▸ **SUPPLIED TEXT**:
| title | emoji | colorFrom | colorTo | sdk | app_port | tags | pinned | python_version | app_file | short_description | |
|---|---|---|---|---|---|---|---|---|---|---|---|
recommender-system |
🚀 |
red |
red |
docker |
8501 |
|
false |
3.12.3 |
app/main.py |
Streamlit template space |
In this project we will focus on implementing various techniques for recommending movies to users. Techniques used include a simple method which is recommendation based on IMDB Weighted-Rating of the movies, and more sophisticated algorithms such as Content Based, K-NN User-User and Matrix Factorization Collabrative Filtering via Surprise [1].
Firstly you can go to this link to work with the app in my live space in Hugging Face. Or if you want to run the app locally, follow the procedures below:
- Clone the project:
git clone https://huggingface.co/spaces/MMDPROJECT/recommender-system. - Install the python dependencies:
pip3 install -r requirements.txt. - Run the app using streamlit:
streamlit run app/main.py.
We have used two main sources for gathering data in this work; first part which includes the metadata, keywords, and cast/crew information about the different movies in our project, and the second part which includes a large dataset of ratings to different movies.
The first part has been gathered from the immensive movies dataset of TMDB [2]. Also the second part has been provided by MovieLens [3] datascience group. The data could be fetched in one place in the kaggle page in [4].
The following table summarises the datasets that we will work with.

▸ **EXERCISE INSTRUCTIONS**:
a. List every shell command that the movie recommender text gives for running the app locally.
b. Duplicate the lines of the listing between the line holding "Segment this screenshot: for" and the line holding "svg-text:LAUNDRY: LAUNDRY —", inclusive, and leave the picture out of your copy.

▸ **RECORDS SHOWN**:
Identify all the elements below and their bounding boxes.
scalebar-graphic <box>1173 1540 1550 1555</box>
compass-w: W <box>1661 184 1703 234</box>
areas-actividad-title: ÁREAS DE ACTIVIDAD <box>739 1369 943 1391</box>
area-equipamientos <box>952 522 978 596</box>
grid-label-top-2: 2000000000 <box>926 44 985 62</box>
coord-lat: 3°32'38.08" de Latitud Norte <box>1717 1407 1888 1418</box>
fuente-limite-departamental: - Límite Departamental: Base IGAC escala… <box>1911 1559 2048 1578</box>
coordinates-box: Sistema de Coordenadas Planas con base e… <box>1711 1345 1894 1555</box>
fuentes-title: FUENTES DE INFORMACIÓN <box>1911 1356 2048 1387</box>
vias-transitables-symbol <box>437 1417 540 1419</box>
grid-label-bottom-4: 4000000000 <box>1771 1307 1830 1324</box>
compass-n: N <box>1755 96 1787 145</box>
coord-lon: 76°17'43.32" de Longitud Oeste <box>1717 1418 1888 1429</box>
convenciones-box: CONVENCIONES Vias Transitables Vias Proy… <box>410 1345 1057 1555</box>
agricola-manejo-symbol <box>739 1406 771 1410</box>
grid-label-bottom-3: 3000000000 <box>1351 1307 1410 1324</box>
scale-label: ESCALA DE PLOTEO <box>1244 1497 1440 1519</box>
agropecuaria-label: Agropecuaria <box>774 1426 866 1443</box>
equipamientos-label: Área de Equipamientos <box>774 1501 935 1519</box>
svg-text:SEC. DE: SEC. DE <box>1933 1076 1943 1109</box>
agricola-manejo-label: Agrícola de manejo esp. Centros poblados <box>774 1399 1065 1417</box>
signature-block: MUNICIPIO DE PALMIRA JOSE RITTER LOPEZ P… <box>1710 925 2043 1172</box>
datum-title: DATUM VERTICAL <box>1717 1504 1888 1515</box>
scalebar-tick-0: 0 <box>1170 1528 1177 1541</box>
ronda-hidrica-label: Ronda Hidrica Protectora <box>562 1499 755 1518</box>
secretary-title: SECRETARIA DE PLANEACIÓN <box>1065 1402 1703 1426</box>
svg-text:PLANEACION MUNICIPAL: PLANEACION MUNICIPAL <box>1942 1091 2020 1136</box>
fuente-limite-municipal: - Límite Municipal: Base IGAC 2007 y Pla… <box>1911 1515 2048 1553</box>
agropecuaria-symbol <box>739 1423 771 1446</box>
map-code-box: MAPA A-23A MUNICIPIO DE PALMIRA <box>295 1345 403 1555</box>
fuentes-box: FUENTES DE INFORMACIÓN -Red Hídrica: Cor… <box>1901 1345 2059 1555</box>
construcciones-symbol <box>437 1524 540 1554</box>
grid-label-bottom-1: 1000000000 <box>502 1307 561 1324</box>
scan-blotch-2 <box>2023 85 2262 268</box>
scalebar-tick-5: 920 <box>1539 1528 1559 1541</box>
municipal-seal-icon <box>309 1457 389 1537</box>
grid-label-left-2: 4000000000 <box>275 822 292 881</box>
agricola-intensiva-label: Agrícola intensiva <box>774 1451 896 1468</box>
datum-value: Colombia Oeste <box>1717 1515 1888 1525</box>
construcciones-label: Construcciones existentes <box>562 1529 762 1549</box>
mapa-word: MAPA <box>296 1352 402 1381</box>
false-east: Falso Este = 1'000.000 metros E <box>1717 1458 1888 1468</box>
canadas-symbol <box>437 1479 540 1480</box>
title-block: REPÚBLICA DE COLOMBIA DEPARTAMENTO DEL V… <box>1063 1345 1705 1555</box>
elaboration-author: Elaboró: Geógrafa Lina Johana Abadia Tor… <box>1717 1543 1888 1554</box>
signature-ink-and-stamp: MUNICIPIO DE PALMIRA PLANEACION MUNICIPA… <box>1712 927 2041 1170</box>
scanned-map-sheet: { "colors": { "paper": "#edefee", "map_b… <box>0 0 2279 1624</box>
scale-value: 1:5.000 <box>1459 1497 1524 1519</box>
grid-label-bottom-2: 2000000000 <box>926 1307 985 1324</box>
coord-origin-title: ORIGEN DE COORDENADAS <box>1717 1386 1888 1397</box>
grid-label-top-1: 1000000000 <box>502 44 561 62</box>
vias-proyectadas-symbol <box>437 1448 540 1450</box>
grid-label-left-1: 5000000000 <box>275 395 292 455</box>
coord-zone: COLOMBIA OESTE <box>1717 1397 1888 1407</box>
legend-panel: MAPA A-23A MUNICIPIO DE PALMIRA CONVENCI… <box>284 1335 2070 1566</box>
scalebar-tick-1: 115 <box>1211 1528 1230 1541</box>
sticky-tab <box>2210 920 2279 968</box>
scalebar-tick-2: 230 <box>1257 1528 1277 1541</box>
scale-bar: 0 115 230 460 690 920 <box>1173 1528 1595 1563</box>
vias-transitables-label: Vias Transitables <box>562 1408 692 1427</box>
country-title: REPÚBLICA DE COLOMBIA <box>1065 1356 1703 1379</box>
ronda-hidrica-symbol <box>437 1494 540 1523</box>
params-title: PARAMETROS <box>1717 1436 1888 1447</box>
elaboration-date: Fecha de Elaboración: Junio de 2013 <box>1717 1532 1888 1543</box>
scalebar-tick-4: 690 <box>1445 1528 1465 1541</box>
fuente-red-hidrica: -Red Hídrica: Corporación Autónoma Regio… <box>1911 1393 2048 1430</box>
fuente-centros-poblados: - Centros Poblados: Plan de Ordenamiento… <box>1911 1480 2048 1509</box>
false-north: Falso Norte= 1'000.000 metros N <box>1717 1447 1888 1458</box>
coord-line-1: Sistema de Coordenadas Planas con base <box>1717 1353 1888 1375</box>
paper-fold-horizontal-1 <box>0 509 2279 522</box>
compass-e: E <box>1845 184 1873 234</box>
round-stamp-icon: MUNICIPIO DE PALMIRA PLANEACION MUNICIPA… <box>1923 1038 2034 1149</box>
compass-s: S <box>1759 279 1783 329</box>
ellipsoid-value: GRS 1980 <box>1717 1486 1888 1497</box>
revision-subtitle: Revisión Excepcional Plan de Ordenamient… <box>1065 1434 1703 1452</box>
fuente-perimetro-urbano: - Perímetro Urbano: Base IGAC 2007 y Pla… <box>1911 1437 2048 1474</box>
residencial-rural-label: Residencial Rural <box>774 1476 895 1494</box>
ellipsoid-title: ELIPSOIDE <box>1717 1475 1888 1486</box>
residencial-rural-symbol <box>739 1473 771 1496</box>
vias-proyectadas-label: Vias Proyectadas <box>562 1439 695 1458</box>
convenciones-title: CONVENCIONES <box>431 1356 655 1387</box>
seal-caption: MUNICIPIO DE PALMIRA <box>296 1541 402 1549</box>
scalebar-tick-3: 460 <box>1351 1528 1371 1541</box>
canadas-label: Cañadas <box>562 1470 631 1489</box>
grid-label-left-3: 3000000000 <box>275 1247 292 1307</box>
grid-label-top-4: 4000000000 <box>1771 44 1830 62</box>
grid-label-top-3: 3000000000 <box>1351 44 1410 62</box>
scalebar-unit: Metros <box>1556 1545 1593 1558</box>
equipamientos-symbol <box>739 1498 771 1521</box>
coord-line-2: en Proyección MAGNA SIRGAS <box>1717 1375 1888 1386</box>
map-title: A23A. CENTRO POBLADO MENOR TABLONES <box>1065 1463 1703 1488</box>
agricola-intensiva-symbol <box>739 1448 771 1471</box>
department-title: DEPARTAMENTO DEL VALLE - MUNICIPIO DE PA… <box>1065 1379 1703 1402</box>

* * *

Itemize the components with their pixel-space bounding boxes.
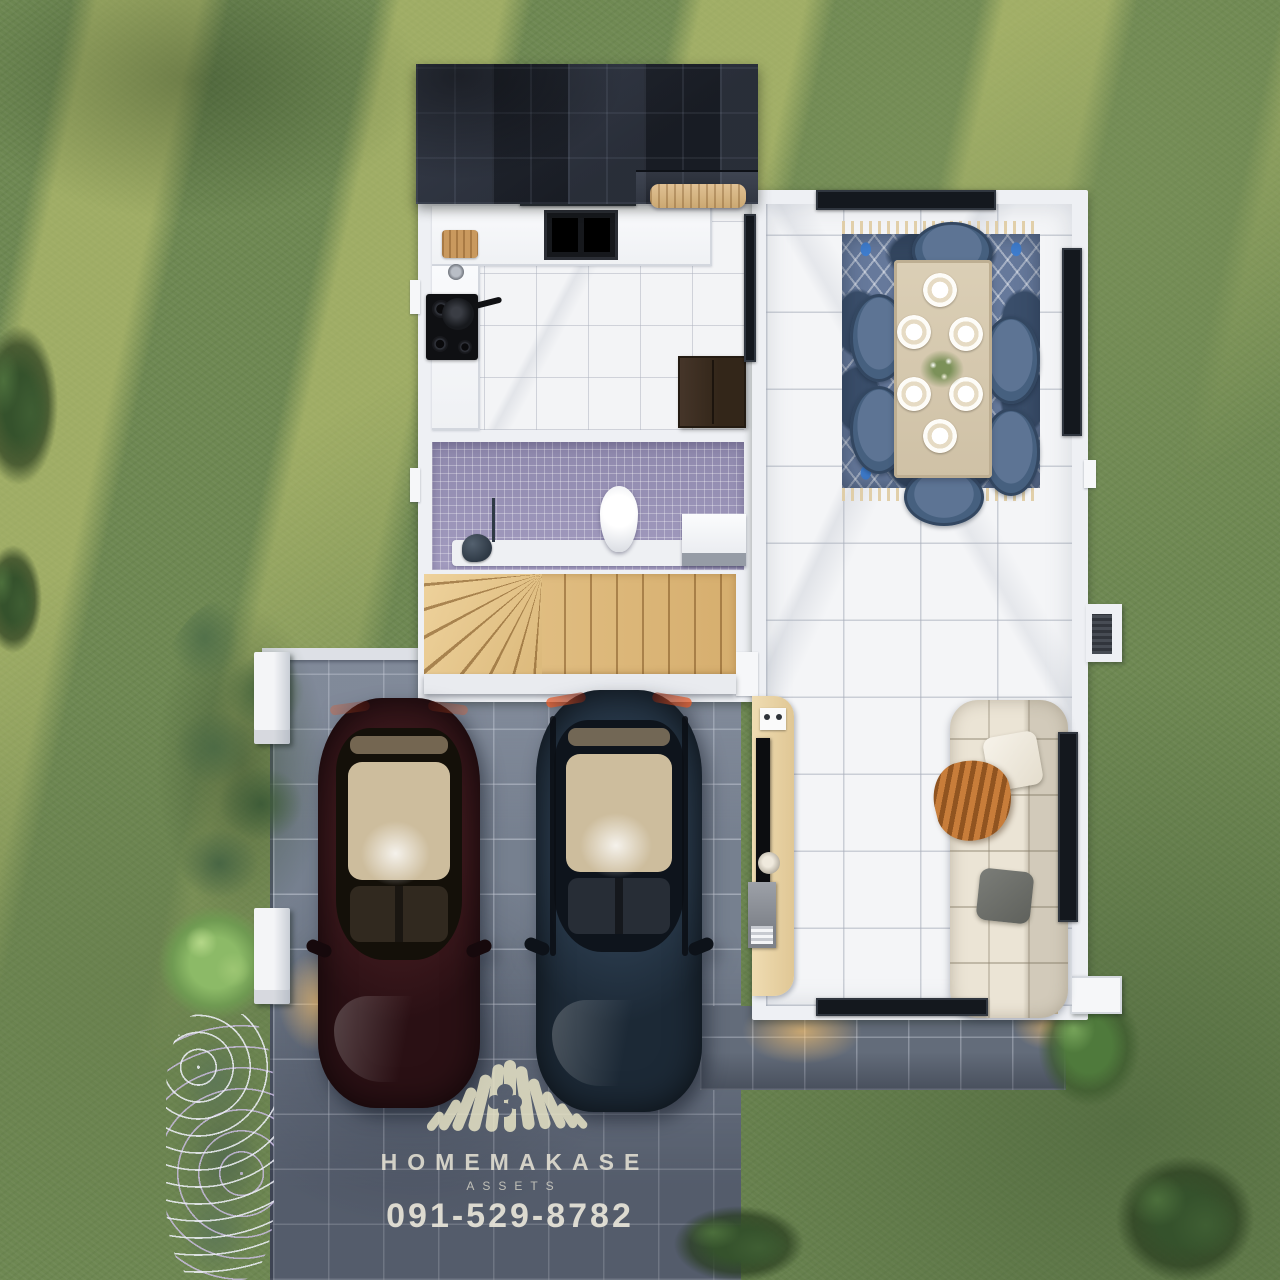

--

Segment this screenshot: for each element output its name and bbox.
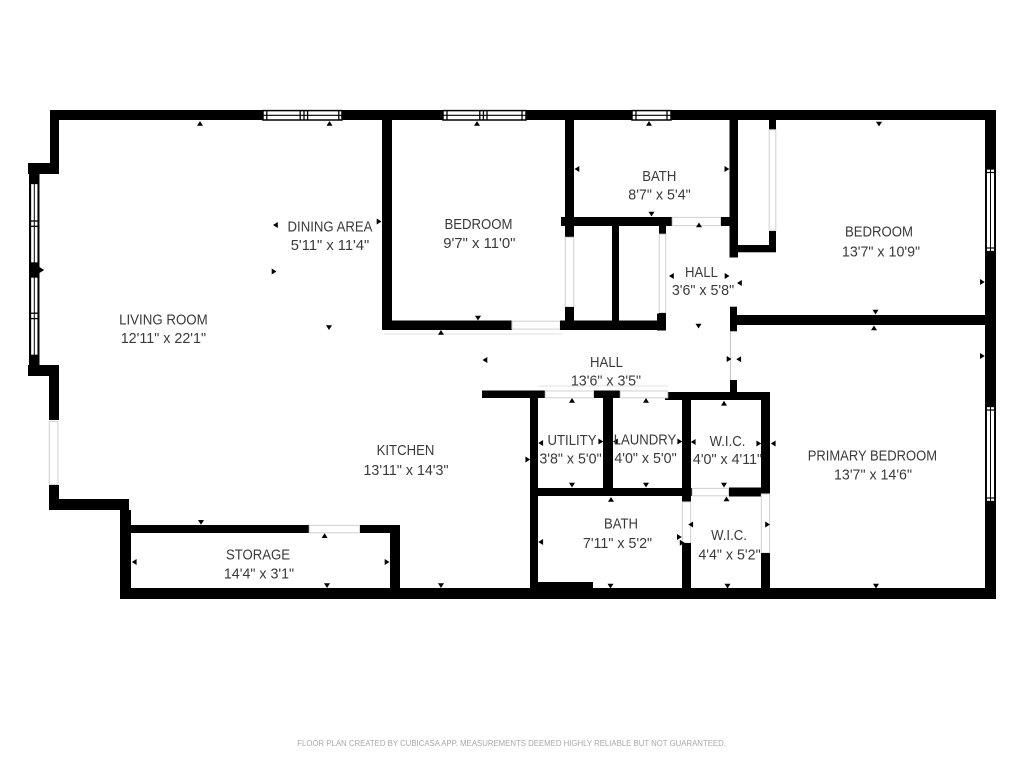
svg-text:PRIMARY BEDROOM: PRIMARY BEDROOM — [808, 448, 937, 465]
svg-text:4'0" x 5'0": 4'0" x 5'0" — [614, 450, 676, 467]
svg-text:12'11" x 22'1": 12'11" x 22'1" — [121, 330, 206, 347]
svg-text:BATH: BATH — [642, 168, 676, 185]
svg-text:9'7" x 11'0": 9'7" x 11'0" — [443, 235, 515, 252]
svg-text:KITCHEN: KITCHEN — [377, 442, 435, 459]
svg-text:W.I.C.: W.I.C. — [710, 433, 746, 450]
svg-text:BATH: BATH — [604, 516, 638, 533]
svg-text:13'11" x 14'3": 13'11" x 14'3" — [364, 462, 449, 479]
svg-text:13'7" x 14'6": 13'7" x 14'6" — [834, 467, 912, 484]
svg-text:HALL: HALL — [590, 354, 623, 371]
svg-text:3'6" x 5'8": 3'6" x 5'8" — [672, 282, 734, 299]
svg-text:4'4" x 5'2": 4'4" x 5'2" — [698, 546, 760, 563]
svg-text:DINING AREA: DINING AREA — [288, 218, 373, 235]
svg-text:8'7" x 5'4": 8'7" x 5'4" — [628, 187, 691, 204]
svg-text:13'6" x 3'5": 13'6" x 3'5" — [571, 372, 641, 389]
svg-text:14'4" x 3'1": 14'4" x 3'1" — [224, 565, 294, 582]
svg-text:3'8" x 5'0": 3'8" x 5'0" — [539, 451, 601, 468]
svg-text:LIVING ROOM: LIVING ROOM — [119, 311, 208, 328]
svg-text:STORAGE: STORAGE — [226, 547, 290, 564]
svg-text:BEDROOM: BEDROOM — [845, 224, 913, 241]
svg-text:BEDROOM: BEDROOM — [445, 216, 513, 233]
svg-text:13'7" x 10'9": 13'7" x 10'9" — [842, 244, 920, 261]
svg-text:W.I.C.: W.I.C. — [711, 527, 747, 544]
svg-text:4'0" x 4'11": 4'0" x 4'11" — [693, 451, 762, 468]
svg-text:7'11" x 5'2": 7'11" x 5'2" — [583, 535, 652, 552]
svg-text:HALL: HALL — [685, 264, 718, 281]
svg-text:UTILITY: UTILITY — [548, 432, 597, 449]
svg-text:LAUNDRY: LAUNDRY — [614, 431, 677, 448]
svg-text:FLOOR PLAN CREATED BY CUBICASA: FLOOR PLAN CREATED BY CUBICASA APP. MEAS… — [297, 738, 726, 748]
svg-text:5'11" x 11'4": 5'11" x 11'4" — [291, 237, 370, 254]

▸ **OUTPUTS BY TASK**:
a.
- git clone https://huggingface.co/spaces/MMDPROJECT/recommender-system
- pip3 install -r requirements.txt
- streamlit run app/main.py

b.
Segment this screenshot: for each element output its name and bbox.
svg-text:PRIMARY BEDROOM: PRIMARY BEDROOM — [808, 448, 937, 465]
svg-text:4'0" x 5'0": 4'0" x 5'0" — [614, 450, 676, 467]
svg-text:12'11" x 22'1": 12'11" x 22'1" — [121, 330, 206, 347]
svg-text:BATH: BATH — [642, 168, 676, 185]
svg-text:9'7" x 11'0": 9'7" x 11'0" — [443, 235, 515, 252]
svg-text:KITCHEN: KITCHEN — [377, 442, 435, 459]
svg-text:W.I.C.: W.I.C. — [710, 433, 746, 450]
svg-text:BATH: BATH — [604, 516, 638, 533]
svg-text:13'11" x 14'3": 13'11" x 14'3" — [364, 462, 449, 479]
svg-text:13'7" x 14'6": 13'7" x 14'6" — [834, 467, 912, 484]
svg-text:HALL: HALL — [590, 354, 623, 371]
svg-text:3'6" x 5'8": 3'6" x 5'8" — [672, 282, 734, 299]
svg-text:4'4" x 5'2": 4'4" x 5'2" — [698, 546, 760, 563]
svg-text:DINING AREA: DINING AREA — [288, 218, 373, 235]
svg-text:8'7" x 5'4": 8'7" x 5'4" — [628, 187, 691, 204]
svg-text:13'6" x 3'5": 13'6" x 3'5" — [571, 372, 641, 389]
svg-text:14'4" x 3'1": 14'4" x 3'1" — [224, 565, 294, 582]
svg-text:3'8" x 5'0": 3'8" x 5'0" — [539, 451, 601, 468]
svg-text:LIVING ROOM: LIVING ROOM — [119, 311, 208, 328]
svg-text:STORAGE: STORAGE — [226, 547, 290, 564]
svg-text:BEDROOM: BEDROOM — [845, 224, 913, 241]
svg-text:BEDROOM: BEDROOM — [445, 216, 513, 233]
svg-text:13'7" x 10'9": 13'7" x 10'9" — [842, 244, 920, 261]
svg-text:W.I.C.: W.I.C. — [711, 527, 747, 544]
svg-text:4'0" x 4'11": 4'0" x 4'11" — [693, 451, 762, 468]
svg-text:7'11" x 5'2": 7'11" x 5'2" — [583, 535, 652, 552]
svg-text:HALL: HALL — [685, 264, 718, 281]
svg-text:UTILITY: UTILITY — [548, 432, 597, 449]
svg-text:LAUNDRY: LAUNDRY — [614, 431, 677, 448]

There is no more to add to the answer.